◆ **Prompt**
Copy the following listing word for word.

◆ **Material for this exercise**
-- begin --

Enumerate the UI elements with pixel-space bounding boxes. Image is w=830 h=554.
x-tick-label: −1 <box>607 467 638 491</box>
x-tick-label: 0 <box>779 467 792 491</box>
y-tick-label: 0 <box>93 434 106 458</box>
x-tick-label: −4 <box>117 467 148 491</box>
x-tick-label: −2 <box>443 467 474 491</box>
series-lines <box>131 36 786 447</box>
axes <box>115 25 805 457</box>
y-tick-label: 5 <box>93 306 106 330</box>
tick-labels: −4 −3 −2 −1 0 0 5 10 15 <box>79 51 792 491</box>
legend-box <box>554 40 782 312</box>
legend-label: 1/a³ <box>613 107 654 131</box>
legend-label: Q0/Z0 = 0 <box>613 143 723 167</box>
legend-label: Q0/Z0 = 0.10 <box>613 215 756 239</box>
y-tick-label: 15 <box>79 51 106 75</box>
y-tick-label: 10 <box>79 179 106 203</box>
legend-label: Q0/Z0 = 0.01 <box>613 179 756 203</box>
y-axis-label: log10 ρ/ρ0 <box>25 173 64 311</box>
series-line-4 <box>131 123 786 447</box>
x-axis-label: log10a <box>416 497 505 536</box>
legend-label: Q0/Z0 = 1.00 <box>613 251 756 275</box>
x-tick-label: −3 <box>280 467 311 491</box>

-- end --

◆ **Finished task**
Enumerate the UI elements with pixel-space bounding boxes. Image is w=830 h=554.
x-tick-label: −1 <box>607 467 638 491</box>
x-tick-label: 0 <box>779 467 792 491</box>
y-tick-label: 0 <box>93 434 106 458</box>
x-tick-label: −4 <box>117 467 148 491</box>
x-tick-label: −2 <box>443 467 474 491</box>
series-lines <box>131 36 786 447</box>
axes <box>115 25 805 457</box>
y-tick-label: 5 <box>93 306 106 330</box>
tick-labels: −4 −3 −2 −1 0 0 5 10 15 <box>79 51 792 491</box>
legend-box <box>554 40 782 312</box>
legend-label: 1/a³ <box>613 107 654 131</box>
legend-label: Q0/Z0 = 0 <box>613 143 723 167</box>
legend-label: Q0/Z0 = 0.10 <box>613 215 756 239</box>
y-tick-label: 15 <box>79 51 106 75</box>
y-tick-label: 10 <box>79 179 106 203</box>
legend-label: Q0/Z0 = 0.01 <box>613 179 756 203</box>
y-axis-label: log10 ρ/ρ0 <box>25 173 64 311</box>
series-line-4 <box>131 123 786 447</box>
x-axis-label: log10a <box>416 497 505 536</box>
legend-label: Q0/Z0 = 1.00 <box>613 251 756 275</box>
x-tick-label: −3 <box>280 467 311 491</box>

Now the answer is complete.